Records shown =

========

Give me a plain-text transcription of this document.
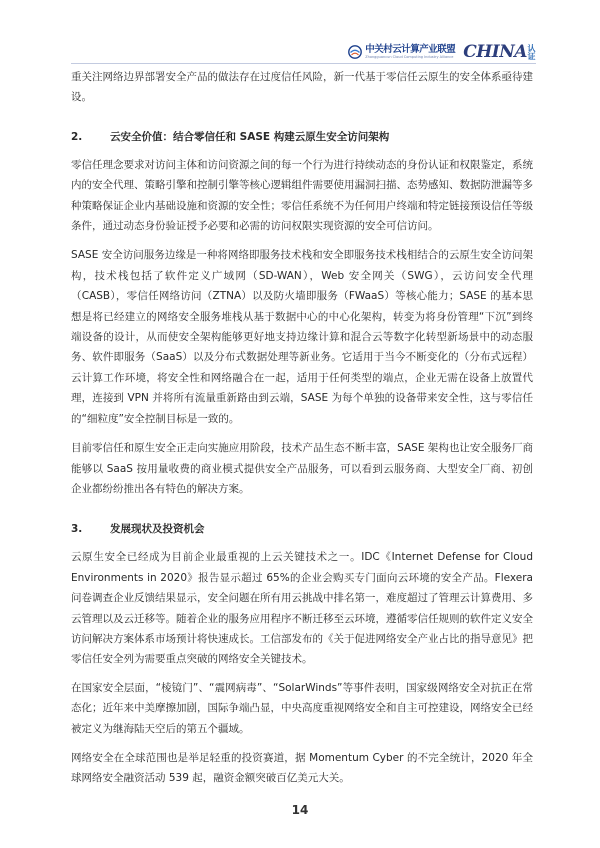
中关村云计算产业联盟
Zhongguancun Cloud Computing Industry Alliance CHINA 认证

重关注网络边界部署安全产品的做法存在过度信任风险，新一代基于零信任云原生的安全体系亟待建设。

2.	云安全价值：结合零信任和 SASE 构建云原生安全访问架构

零信任理念要求对访问主体和访问资源之间的每一个行为进行持续动态的身份认证和权限鉴定，系统内的安全代理、策略引擎和控制引擎等核心逻辑组件需要使用漏洞扫描、态势感知、数据防泄漏等多种策略保证企业内基础设施和资源的安全性；零信任系统不为任何用户终端和特定链接预设信任等级条件，通过动态身份验证授予必要和必需的访问权限实现资源的安全可信访问。

SASE 安全访问服务边缘是一种将网络即服务技术栈和安全即服务技术栈相结合的云原生安全访问架构，技术栈包括了软件定义广域网（SD-WAN），Web 安全网关（SWG），云访问安全代理（CASB），零信任网络访问（ZTNA）以及防火墙即服务（FWaaS）等核心能力；SASE 的基本思想是将已经建立的网络安全服务堆栈从基于数据中心的中心化架构，转变为将身份管理“下沉”到终端设备的设计，从而使安全架构能够更好地支持边缘计算和混合云等数字化转型新场景中的动态服务、软件即服务（SaaS）以及分布式数据处理等新业务。它适用于当今不断变化的（分布式远程）云计算工作环境，将安全性和网络融合在一起，适用于任何类型的端点，企业无需在设备上放置代理，连接到 VPN 并将所有流量重新路由到云端，SASE 为每个单独的设备带来安全性，这与零信任的“细粒度”安全控制目标是一致的。

目前零信任和原生安全正走向实施应用阶段，技术产品生态不断丰富，SASE 架构也让安全服务厂商能够以 SaaS 按用量收费的商业模式提供安全产品服务，可以看到云服务商、大型安全厂商、初创企业都纷纷推出各有特色的解决方案。

3.	发展现状及投资机会

云原生安全已经成为目前企业最重视的上云关键技术之一。IDC《Internet Defense for Cloud Environments in 2020》报告显示超过 65%的企业会购买专门面向云环境的安全产品。Flexera 问卷调查企业反馈结果显示，安全问题在所有用云挑战中排名第一，难度超过了管理云计算费用、多云管理以及云迁移等。随着企业的服务应用程序不断迁移至云环境，遵循零信任规则的软件定义安全访问解决方案体系市场预计将快速成长。工信部发布的《关于促进网络安全产业占比的指导意见》把零信任安全列为需要重点突破的网络安全关键技术。

在国家安全层面，“棱镜门”、“震网病毒”、“SolarWinds”等事件表明，国家级网络安全对抗正在常态化；近年来中美摩擦加剧，国际争端凸显，中央高度重视网络安全和自主可控建设，网络安全已经被定义为继海陆天空后的第五个疆域。

网络安全在全球范围也是举足轻重的投资赛道，据 Momentum Cyber 的不完全统计，2020 年全球网络安全融资活动 539 起，融资金额突破百亿美元大关。

14
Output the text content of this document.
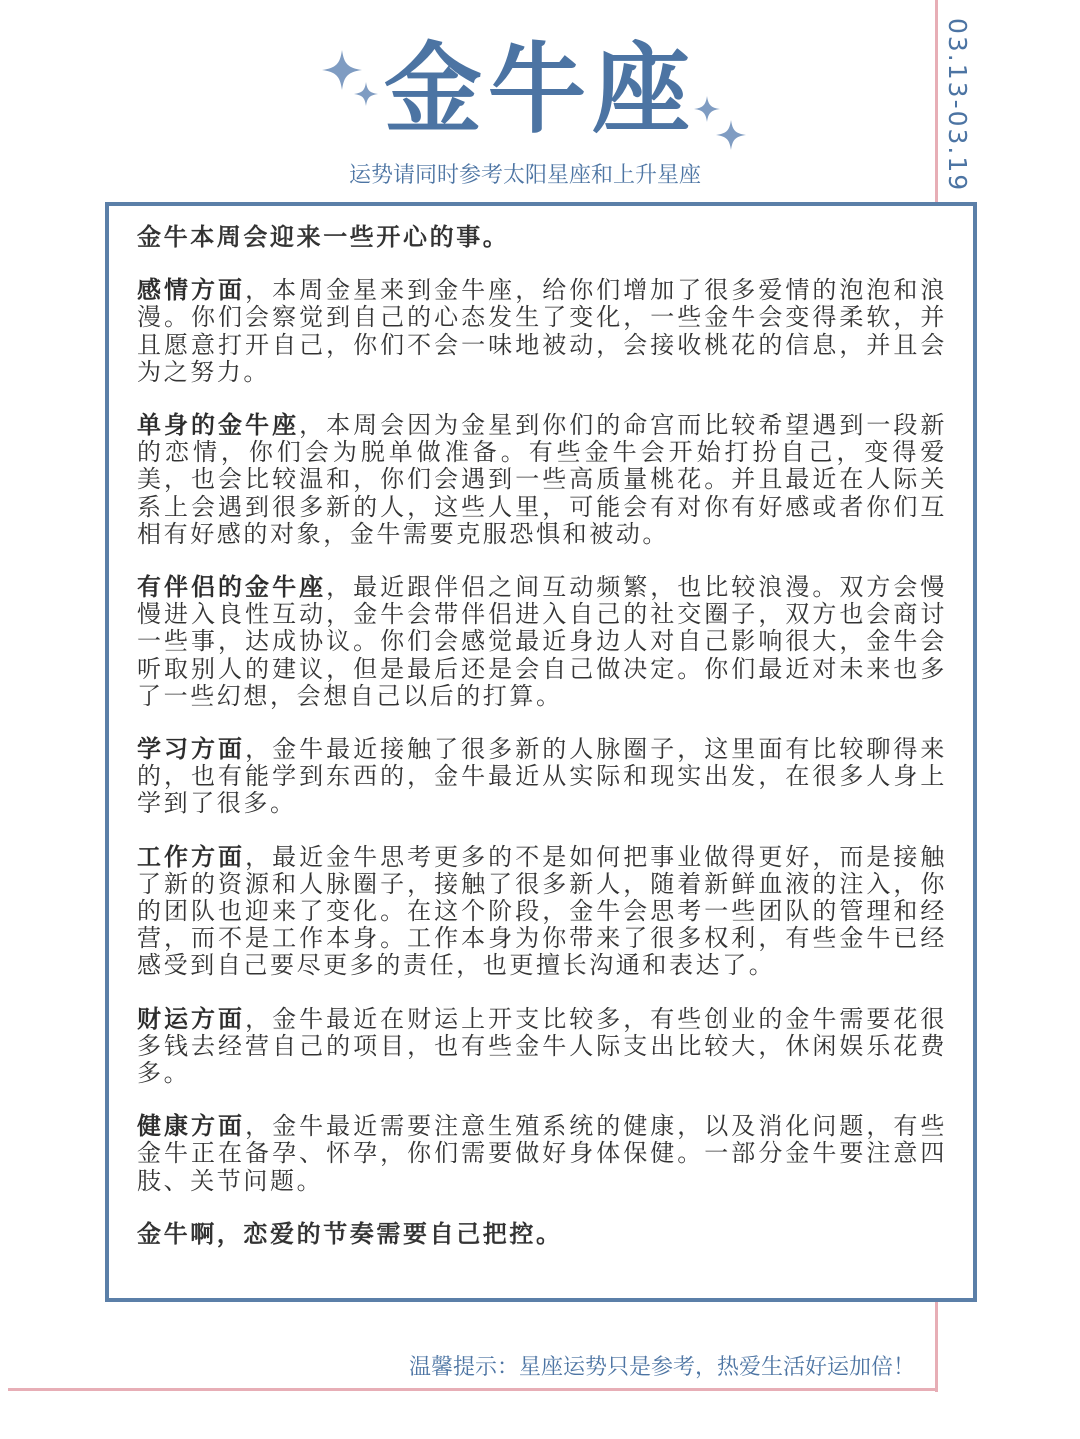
金牛座
运势请同时参考太阳星座和上升星座	03.13-03.19

金牛本周会迎来一些开心的事。

感情方面，本周金星来到金牛座，给你们增加了很多爱情的泡泡和浪漫。你们会察觉到自己的心态发生了变化，一些金牛会变得柔软，并且愿意打开自己，你们不会一味地被动，会接收桃花的信息，并且会为之努力。

单身的金牛座，本周会因为金星到你们的命宫而比较希望遇到一段新的恋情，你们会为脱单做准备。有些金牛会开始打扮自己，变得爱美，也会比较温和，你们会遇到一些高质量桃花。并且最近在人际关系上会遇到很多新的人，这些人里，可能会有对你有好感或者你们互相有好感的对象，金牛需要克服恐惧和被动。

有伴侣的金牛座，最近跟伴侣之间互动频繁，也比较浪漫。双方会慢慢进入良性互动，金牛会带伴侣进入自己的社交圈子，双方也会商讨一些事，达成协议。你们会感觉最近身边人对自己影响很大，金牛会听取别人的建议，但是最后还是会自己做决定。你们最近对未来也多了一些幻想，会想自己以后的打算。

学习方面，金牛最近接触了很多新的人脉圈子，这里面有比较聊得来的，也有能学到东西的，金牛最近从实际和现实出发，在很多人身上学到了很多。

工作方面，最近金牛思考更多的不是如何把事业做得更好，而是接触了新的资源和人脉圈子，接触了很多新人，随着新鲜血液的注入，你的团队也迎来了变化。在这个阶段，金牛会思考一些团队的管理和经营，而不是工作本身。工作本身为你带来了很多权利，有些金牛已经感受到自己要尽更多的责任，也更擅长沟通和表达了。

财运方面，金牛最近在财运上开支比较多，有些创业的金牛需要花很多钱去经营自己的项目，也有些金牛人际支出比较大，休闲娱乐花费多。

健康方面，金牛最近需要注意生殖系统的健康，以及消化问题，有些金牛正在备孕、怀孕，你们需要做好身体保健。一部分金牛要注意四肢、关节问题。

金牛啊，恋爱的节奏需要自己把控。

温馨提示：星座运势只是参考，热爱生活好运加倍！
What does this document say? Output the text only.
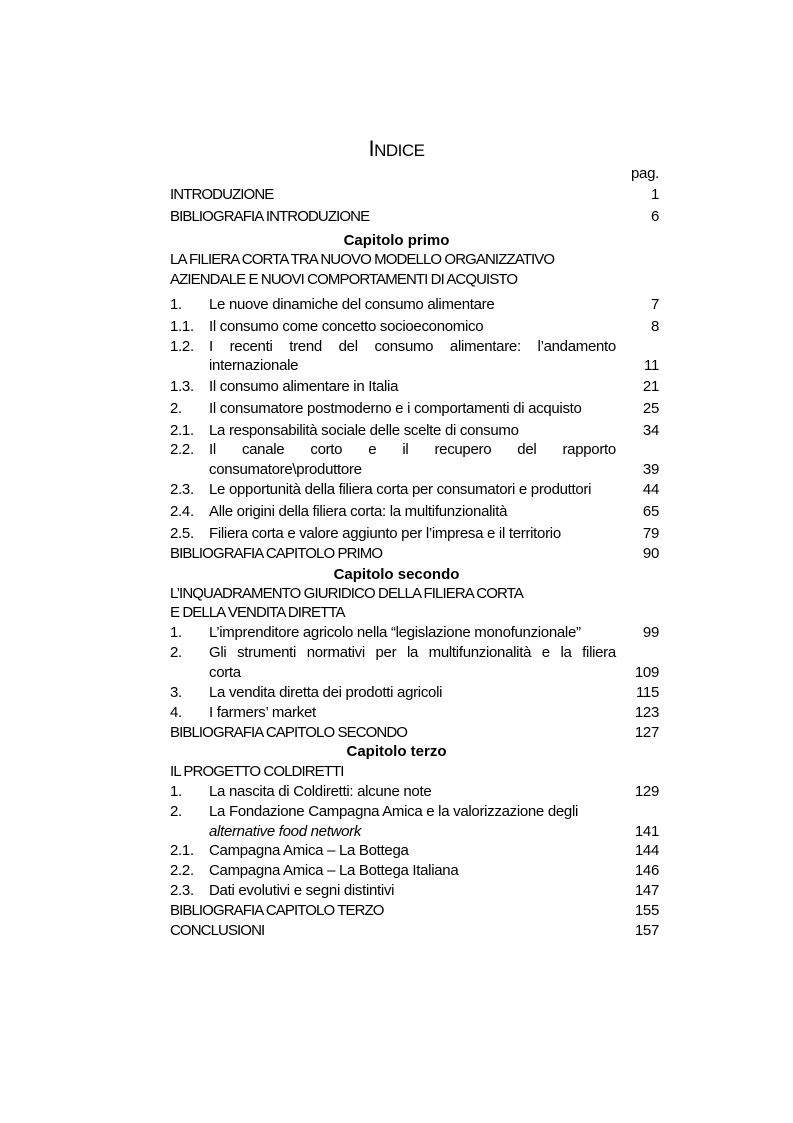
INDICE
pag.
INTRODUZIONE	1
BIBLIOGRAFIA INTRODUZIONE	6
Capitolo primo
LA FILIERA CORTA TRA NUOVO MODELLO ORGANIZZATIVO
AZIENDALE E NUOVI COMPORTAMENTI DI ACQUISTO
1. Le nuove dinamiche del consumo alimentare	7
1.1. Il consumo come concetto socioeconomico	8
1.2. I recenti trend del consumo alimentare: l’andamento
internazionale	11
1.3. Il consumo alimentare in Italia	21
2. Il consumatore postmoderno e i comportamenti di acquisto	25
2.1. La responsabilità sociale delle scelte di consumo	34
2.2. Il canale corto e il recupero del rapporto
consumatore\produttore	39
2.3. Le opportunità della filiera corta per consumatori e produttori	44
2.4. Alle origini della filiera corta: la multifunzionalità	65
2.5. Filiera corta e valore aggiunto per l’impresa e il territorio	79
BIBLIOGRAFIA CAPITOLO PRIMO	90
Capitolo secondo
L’INQUADRAMENTO GIURIDICO DELLA FILIERA CORTA
E DELLA VENDITA DIRETTA
1. L’imprenditore agricolo nella “legislazione monofunzionale”	99
2. Gli strumenti normativi per la multifunzionalità e la filiera
corta	109
3. La vendita diretta dei prodotti agricoli	115
4. I farmers’ market	123
BIBLIOGRAFIA CAPITOLO SECONDO	127
Capitolo terzo
IL PROGETTO COLDIRETTI
1. La nascita di Coldiretti: alcune note	129
2. La Fondazione Campagna Amica e la valorizzazione degli
alternative food network	141
2.1. Campagna Amica – La Bottega	144
2.2. Campagna Amica – La Bottega Italiana	146
2.3. Dati evolutivi e segni distintivi	147
BIBLIOGRAFIA CAPITOLO TERZO	155
CONCLUSIONI	157
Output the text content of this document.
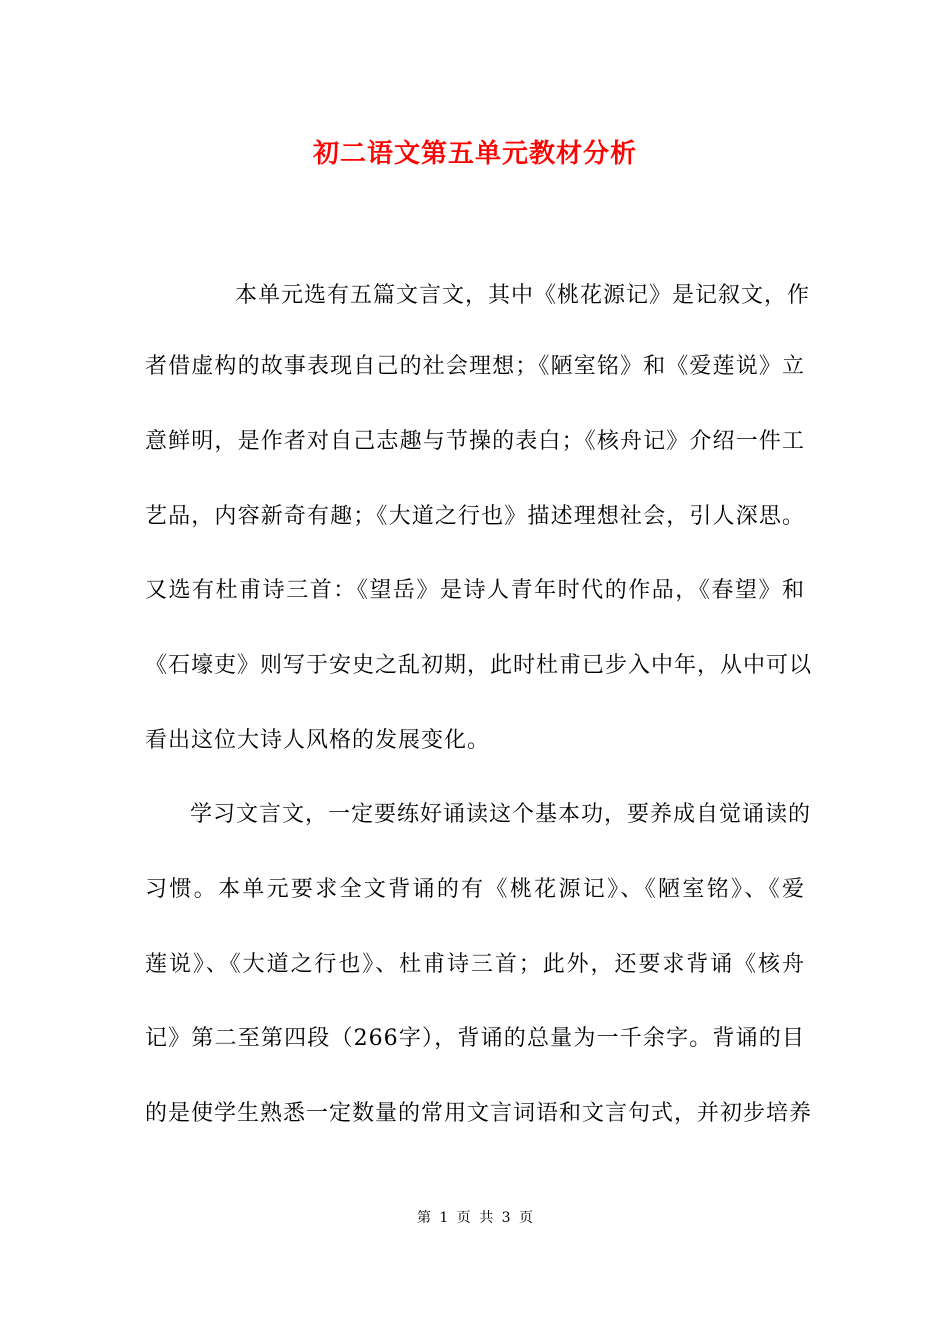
初二语文第五单元教材分析
本单元选有五篇文言文，其中《桃花源记》是记叙文，作
者借虚构的故事表现自己的社会理想；《陋室铭》和《爱莲说》立
意鲜明，是作者对自己志趣与节操的表白；《核舟记》介绍一件工
艺品，内容新奇有趣；《大道之行也》描述理想社会，引人深思。
又选有杜甫诗三首：《望岳》是诗人青年时代的作品，《春望》和
《石壕吏》则写于安史之乱初期，此时杜甫已步入中年，从中可以
看出这位大诗人风格的发展变化。
学习文言文，一定要练好诵读这个基本功，要养成自觉诵读的
习惯。本单元要求全文背诵的有《桃花源记》、《陋室铭》、《爱
莲说》、《大道之行也》、杜甫诗三首；此外，还要求背诵《核舟
记》第二至第四段（266字），背诵的总量为一千余字。背诵的目
的是使学生熟悉一定数量的常用文言词语和文言句式，并初步培养
第 1 页 共 3 页
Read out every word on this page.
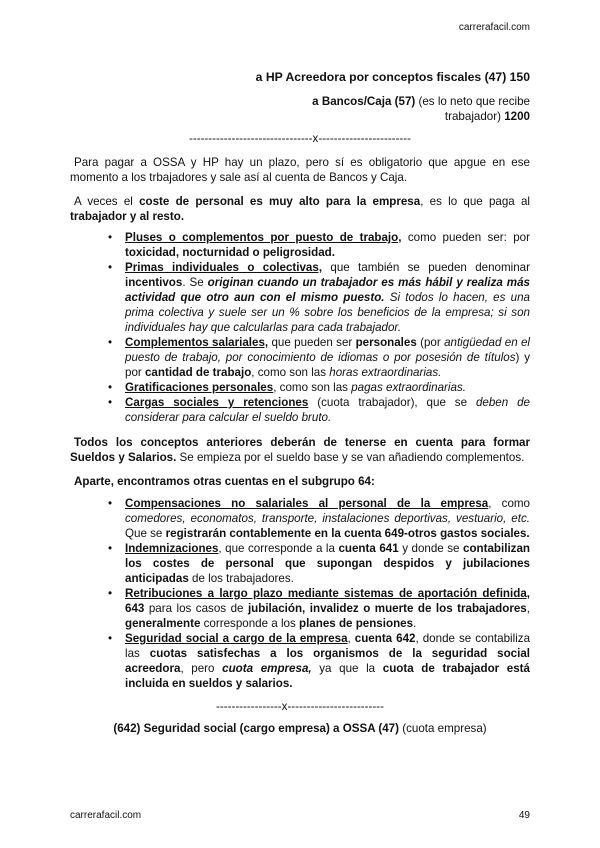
carrerafacil.com

a HP Acreedora por conceptos fiscales (47) 150

a Bancos/Caja (57) (es lo neto que recibe

trabajador) 1200

--------------------------------x------------------------

Para pagar a OSSA y HP hay un plazo, pero sí es obligatorio que apgue en ese momento a los trbajadores y sale así al cuenta de Bancos y Caja.

A veces el coste de personal es muy alto para la empresa, es lo que paga al trabajador y al resto.

• Pluses o complementos por puesto de trabajo, como pueden ser: por toxicidad, nocturnidad o peligrosidad.
• Primas individuales o colectivas, que también se pueden denominar incentivos. Se originan cuando un trabajador es más hábil y realiza más actividad que otro aun con el mismo puesto. Si todos lo hacen, es una prima colectiva y suele ser un % sobre los beneficios de la empresa; si son individuales hay que calcularlas para cada trabajador.
• Complementos salariales, que pueden ser personales (por antigüedad en el puesto de trabajo, por conocimiento de idiomas o por posesión de títulos) y por cantidad de trabajo, como son las horas extraordinarias.
• Gratificaciones personales, como son las pagas extraordinarias.
• Cargas sociales y retenciones (cuota trabajador), que se deben de considerar para calcular el sueldo bruto.

Todos los conceptos anteriores deberán de tenerse en cuenta para formar Sueldos y Salarios. Se empieza por el sueldo base y se van añadiendo complementos.

Aparte, encontramos otras cuentas en el subgrupo 64:

• Compensaciones no salariales al personal de la empresa, como comedores, economatos, transporte, instalaciones deportivas, vestuario, etc. Que se registrarán contablemente en la cuenta 649-otros gastos sociales.
• Indemnizaciones, que corresponde a la cuenta 641 y donde se contabilizan los costes de personal que supongan despidos y jubilaciones anticipadas de los trabajadores.
• Retribuciones a largo plazo mediante sistemas de aportación definida, 643 para los casos de jubilación, invalidez o muerte de los trabajadores, generalmente corresponde a los planes de pensiones.
• Seguridad social a cargo de la empresa, cuenta 642, donde se contabiliza las cuotas satisfechas a los organismos de la seguridad social acreedora, pero cuota empresa, ya que la cuota de trabajador está incluida en sueldos y salarios.

-----------------x-------------------------

(642) Seguridad social (cargo empresa) a OSSA (47) (cuota empresa)

carrerafacil.com	49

========

Short problem = Report every line in the data above in which the word "pueden" appears.

Answer =
• Pluses o complementos por puesto de trabajo, como pueden ser: por toxicidad, nocturnidad o peligrosidad.
• Primas individuales o colectivas, que también se pueden denominar incentivos. Se originan cuando un trabajador es más hábil y realiza más actividad que otro aun con el mismo puesto. Si todos lo hacen, es una prima colectiva y suele ser un % sobre los beneficios de la empresa; si son individuales hay que calcularlas para cada trabajador.
• Complementos salariales, que pueden ser personales (por antigüedad en el puesto de trabajo, por conocimiento de idiomas o por posesión de títulos) y por cantidad de trabajo, como son las horas extraordinarias.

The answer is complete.